TASK BRIEF – Locate each line with the string "Workouts" in the listing below and copy it.

ENTRIES –
┌──
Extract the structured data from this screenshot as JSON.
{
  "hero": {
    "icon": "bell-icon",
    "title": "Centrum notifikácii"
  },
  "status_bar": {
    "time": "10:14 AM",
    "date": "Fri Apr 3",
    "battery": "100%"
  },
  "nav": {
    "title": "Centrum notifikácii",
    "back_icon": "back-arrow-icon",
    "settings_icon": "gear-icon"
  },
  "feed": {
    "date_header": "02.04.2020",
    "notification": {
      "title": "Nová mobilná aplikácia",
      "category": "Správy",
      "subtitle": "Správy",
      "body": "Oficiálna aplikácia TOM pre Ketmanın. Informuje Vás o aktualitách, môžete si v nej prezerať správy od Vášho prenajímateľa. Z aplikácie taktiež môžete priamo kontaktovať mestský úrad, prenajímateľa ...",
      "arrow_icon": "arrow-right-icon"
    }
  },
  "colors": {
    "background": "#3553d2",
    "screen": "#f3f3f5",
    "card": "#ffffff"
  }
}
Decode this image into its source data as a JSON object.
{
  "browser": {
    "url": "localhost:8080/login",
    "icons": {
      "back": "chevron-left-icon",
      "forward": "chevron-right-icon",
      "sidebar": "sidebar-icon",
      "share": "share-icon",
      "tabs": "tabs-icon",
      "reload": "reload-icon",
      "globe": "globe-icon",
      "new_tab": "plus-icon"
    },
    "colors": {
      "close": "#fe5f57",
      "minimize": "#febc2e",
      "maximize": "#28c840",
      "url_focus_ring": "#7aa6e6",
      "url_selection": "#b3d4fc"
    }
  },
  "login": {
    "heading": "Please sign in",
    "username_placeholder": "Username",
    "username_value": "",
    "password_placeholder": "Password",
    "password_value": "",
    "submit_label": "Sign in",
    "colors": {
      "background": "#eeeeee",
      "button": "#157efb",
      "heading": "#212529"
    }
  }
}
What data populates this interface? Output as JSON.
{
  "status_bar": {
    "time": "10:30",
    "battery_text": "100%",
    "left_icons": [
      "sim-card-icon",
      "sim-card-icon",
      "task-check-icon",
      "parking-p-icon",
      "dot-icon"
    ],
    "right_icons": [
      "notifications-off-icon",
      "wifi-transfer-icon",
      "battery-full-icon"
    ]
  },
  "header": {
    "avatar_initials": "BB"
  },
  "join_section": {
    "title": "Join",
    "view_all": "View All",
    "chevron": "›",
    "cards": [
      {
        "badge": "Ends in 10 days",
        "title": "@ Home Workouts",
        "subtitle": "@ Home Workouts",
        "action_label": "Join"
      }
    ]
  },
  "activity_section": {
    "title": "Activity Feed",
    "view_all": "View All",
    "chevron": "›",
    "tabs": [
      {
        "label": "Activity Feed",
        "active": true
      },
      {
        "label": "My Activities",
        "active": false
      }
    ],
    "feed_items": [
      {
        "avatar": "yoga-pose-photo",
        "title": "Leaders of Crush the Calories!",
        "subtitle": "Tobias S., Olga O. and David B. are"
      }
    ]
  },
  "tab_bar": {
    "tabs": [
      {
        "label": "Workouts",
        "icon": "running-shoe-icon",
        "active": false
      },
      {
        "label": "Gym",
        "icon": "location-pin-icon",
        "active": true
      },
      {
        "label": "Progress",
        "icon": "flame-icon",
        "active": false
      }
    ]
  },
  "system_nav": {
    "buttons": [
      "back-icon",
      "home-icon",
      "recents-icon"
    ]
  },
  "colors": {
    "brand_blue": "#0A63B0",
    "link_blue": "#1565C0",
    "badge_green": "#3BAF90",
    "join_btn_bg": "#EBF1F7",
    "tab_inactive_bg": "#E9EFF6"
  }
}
└──
ANSWER TO THIS EXERCISE –
        "title": "@ Home Workouts",
        "subtitle": "@ Home Workouts",
        "label": "Workouts",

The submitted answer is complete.